EXERCISE DIRECTIONS
Identify every line containing the word "Detection" and reproduce each one.

DATA IN THIS EXERCISE
BEGIN

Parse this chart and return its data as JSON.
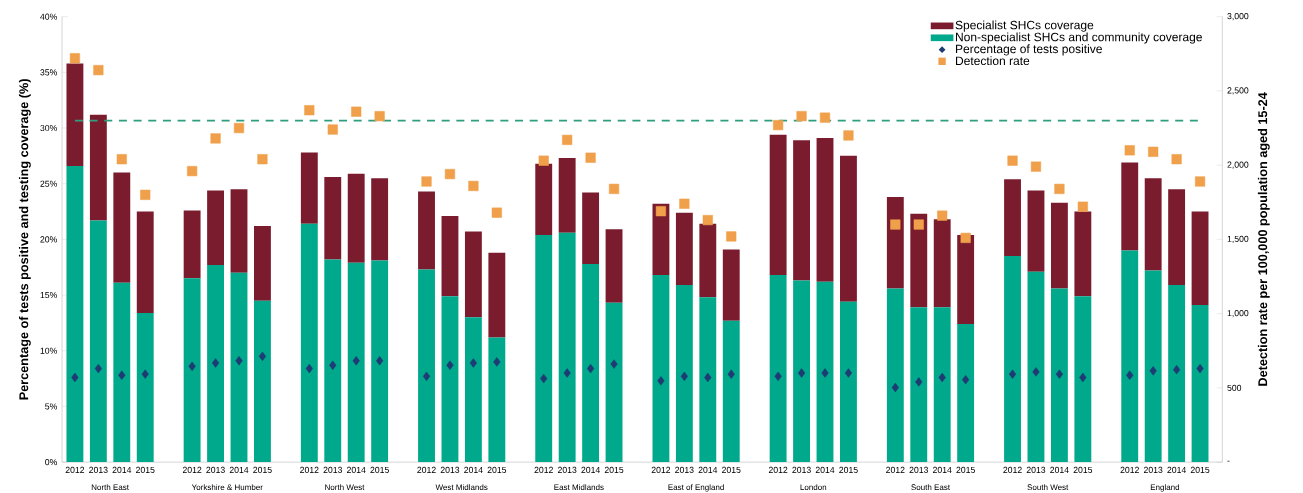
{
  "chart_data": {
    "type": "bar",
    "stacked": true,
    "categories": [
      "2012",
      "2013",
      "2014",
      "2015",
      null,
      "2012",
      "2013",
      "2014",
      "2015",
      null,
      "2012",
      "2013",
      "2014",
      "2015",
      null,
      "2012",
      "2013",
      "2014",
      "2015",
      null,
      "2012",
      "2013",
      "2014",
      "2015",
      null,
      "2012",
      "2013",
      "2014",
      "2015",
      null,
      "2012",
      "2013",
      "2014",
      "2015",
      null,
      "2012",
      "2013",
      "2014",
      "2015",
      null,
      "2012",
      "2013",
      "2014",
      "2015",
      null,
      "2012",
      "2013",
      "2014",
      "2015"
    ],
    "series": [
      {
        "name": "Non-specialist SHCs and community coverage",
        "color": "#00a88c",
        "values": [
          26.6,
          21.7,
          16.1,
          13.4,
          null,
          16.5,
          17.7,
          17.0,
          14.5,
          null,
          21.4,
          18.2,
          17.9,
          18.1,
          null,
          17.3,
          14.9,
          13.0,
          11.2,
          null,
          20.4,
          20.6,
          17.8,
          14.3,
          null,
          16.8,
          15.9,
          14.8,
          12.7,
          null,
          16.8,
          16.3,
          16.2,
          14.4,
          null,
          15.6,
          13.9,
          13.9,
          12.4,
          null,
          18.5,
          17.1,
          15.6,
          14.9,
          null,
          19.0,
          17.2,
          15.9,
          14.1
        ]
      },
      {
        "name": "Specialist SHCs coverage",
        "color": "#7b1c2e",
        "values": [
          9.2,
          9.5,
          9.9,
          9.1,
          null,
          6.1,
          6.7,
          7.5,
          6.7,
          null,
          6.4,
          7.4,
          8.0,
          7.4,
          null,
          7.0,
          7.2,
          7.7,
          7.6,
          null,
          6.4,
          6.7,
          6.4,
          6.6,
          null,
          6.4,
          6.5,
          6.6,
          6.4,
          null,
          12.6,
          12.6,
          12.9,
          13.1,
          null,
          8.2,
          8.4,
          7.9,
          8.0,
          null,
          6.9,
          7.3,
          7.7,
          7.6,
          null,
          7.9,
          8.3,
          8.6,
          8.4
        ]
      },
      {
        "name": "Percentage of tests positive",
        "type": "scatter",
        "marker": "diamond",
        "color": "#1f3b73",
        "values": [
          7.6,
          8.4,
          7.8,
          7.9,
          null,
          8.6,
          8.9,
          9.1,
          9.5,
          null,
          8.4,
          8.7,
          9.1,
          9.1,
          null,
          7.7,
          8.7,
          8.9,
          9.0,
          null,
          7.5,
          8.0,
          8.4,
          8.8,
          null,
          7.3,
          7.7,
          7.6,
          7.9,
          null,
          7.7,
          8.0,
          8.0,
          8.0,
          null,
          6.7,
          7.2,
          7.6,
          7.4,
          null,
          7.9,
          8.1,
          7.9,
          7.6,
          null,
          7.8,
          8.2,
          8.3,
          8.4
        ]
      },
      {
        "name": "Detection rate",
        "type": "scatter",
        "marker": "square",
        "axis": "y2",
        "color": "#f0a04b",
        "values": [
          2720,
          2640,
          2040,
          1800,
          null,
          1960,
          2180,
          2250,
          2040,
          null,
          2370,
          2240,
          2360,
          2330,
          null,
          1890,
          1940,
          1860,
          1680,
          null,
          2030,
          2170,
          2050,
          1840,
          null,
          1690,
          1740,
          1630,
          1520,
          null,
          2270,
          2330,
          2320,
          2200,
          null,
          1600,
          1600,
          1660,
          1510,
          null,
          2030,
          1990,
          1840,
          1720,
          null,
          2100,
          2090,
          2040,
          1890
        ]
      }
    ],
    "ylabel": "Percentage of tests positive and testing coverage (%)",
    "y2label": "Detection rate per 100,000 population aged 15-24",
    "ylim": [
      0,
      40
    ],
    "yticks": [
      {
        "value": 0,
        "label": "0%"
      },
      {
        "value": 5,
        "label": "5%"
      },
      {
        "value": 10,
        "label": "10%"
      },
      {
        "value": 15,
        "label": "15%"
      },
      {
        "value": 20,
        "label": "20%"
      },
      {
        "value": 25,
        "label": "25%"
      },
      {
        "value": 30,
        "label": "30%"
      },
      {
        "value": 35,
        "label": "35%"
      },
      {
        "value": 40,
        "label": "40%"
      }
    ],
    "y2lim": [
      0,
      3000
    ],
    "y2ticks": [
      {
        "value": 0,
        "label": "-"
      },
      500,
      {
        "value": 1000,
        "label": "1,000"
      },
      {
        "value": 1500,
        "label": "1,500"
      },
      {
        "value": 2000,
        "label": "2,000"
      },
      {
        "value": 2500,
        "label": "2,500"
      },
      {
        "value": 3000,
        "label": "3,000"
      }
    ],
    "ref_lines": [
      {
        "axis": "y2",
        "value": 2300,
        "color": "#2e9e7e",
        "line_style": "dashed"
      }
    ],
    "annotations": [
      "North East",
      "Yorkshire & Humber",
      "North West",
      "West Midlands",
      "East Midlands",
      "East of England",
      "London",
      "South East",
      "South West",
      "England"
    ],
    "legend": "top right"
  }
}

END
BEGIN

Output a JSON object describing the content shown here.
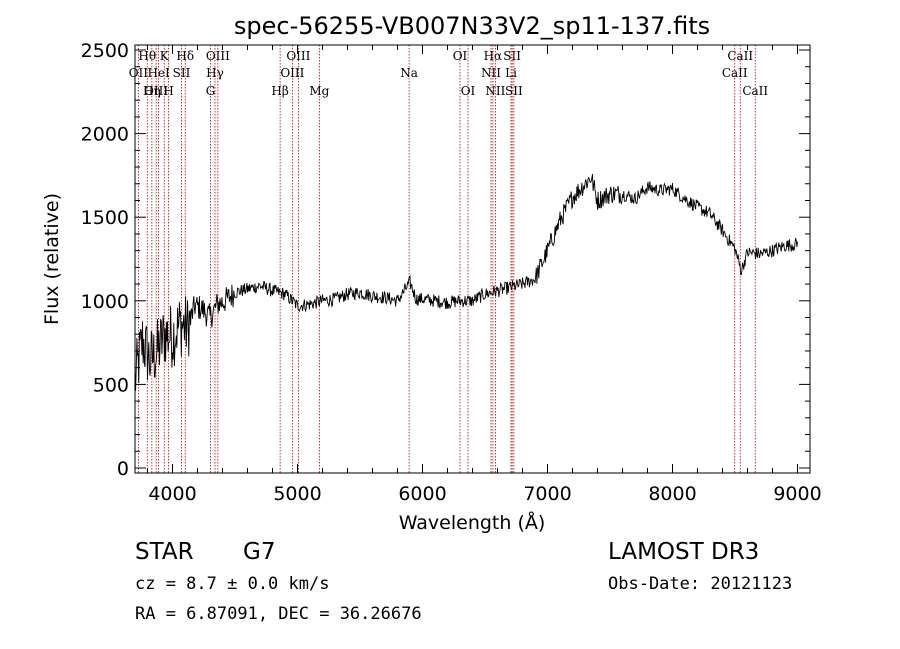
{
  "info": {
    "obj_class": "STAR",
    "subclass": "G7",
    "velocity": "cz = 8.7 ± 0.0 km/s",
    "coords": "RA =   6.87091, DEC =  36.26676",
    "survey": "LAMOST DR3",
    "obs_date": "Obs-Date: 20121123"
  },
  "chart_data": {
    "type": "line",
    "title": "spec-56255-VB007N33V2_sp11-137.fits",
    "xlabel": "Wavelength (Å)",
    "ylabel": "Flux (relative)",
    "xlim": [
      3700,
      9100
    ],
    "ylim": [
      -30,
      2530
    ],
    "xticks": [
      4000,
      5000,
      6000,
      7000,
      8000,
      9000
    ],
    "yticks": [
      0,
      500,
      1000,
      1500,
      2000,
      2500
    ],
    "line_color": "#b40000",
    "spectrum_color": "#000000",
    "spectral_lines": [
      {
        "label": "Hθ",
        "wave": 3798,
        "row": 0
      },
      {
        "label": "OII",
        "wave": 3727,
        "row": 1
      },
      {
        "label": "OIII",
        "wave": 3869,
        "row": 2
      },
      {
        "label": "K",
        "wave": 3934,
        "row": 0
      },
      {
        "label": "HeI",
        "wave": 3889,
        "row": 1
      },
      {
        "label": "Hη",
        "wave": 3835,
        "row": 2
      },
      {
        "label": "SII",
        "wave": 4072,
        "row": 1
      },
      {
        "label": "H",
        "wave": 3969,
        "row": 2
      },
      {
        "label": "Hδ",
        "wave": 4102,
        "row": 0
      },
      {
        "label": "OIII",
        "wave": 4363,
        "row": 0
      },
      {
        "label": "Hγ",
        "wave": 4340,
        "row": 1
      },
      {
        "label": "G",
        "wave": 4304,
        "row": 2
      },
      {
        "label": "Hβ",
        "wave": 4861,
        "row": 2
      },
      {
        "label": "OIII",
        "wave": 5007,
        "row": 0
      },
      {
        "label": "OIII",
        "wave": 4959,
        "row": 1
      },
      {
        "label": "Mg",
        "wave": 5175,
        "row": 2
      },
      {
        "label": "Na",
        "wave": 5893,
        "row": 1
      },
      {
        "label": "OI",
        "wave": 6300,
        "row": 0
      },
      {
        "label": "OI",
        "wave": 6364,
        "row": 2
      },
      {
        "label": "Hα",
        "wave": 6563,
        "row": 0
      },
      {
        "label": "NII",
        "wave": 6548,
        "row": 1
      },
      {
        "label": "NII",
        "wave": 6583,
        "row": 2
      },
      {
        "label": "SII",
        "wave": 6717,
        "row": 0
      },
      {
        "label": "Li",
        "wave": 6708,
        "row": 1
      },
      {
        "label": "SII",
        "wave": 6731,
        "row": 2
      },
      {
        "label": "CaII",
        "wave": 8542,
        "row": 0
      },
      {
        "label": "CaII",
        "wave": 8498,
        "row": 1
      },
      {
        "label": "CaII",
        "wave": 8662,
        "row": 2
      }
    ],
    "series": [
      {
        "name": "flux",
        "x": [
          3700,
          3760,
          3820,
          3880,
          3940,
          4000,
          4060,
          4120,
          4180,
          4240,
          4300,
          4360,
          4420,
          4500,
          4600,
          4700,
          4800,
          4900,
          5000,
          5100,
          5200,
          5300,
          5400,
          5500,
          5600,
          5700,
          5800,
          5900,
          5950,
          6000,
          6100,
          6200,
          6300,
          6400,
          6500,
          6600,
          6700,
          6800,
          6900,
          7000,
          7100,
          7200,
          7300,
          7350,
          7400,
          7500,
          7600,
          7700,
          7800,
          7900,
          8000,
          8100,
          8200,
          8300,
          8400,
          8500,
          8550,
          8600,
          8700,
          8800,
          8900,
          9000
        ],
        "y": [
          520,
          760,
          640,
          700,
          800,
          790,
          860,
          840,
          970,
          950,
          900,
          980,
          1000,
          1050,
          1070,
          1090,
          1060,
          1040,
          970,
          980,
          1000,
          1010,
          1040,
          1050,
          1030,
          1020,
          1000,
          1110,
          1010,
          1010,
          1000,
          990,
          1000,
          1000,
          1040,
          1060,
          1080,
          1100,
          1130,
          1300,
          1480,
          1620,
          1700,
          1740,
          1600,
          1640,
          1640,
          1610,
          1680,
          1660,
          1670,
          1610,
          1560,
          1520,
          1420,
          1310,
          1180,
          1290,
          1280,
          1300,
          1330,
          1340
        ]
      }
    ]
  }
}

END

SOLUTION BELOW
        "name": "Detection rate",
    "y2label": "Detection rate per 100,000 population aged 15-24",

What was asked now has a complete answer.